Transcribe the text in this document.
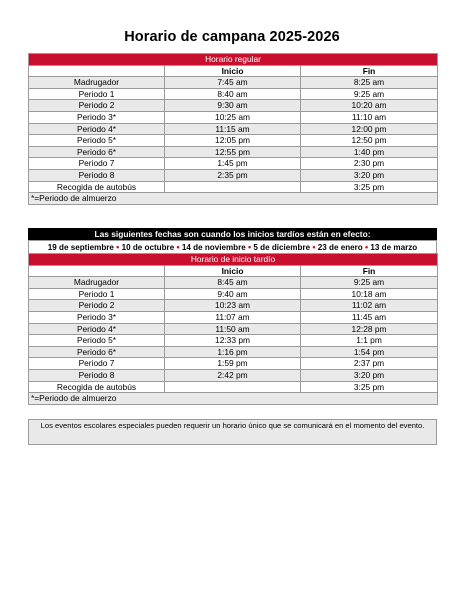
Horario de campana 2025-2026
Horario regular		
	Inicio	Fin
Madrugador	7:45 am	8:25 am
Periodo 1	8:40 am	9:25 am
Periodo 2	9:30 am	10:20 am
Periodo 3*	10:25 am	11:10 am
Periodo 4*	11:15 am	12:00 pm
Periodo 5*	12:05 pm	12:50 pm
Periodo 6*	12:55 pm	1:40 pm
Periodo 7	1:45 pm	2:30 pm
Periodo 8	2:35 pm	3:20 pm
Recogida de autobús		3:25 pm
*=Periodo de almuerzo		
Las siguientes fechas son cuando los inicios tardíos están en efecto:
19 de septiembre • 10 de octubre • 14 de noviembre • 5 de diciembre • 23 de enero • 13 de marzo
Horario de inicio tardío		
	Inicio	Fin
Madrugador	8:45 am	9:25 am
Periodo 1	9:40 am	10:18 am
Periodo 2	10:23 am	11:02 am
Periodo 3*	11:07 am	11:45 am
Periodo 4*	11:50 am	12:28 pm
Periodo 5*	12:33 pm	1:1 pm
Periodo 6*	1:16 pm	1:54 pm
Periodo 7	1:59 pm	2:37 pm
Periodo 8	2:42 pm	3:20 pm
Recogida de autobús		3:25 pm
*=Periodo de almuerzo		
Los eventos escolares especiales pueden requerir un horario único que se comunicará en el momento del evento.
+++++
WHAT IS ASKED:
Wherever a line in the data above holds "Madrugador", copy that line.

RESULT:
Madrugador	7:45 am	8:25 am
Madrugador	8:45 am	9:25 am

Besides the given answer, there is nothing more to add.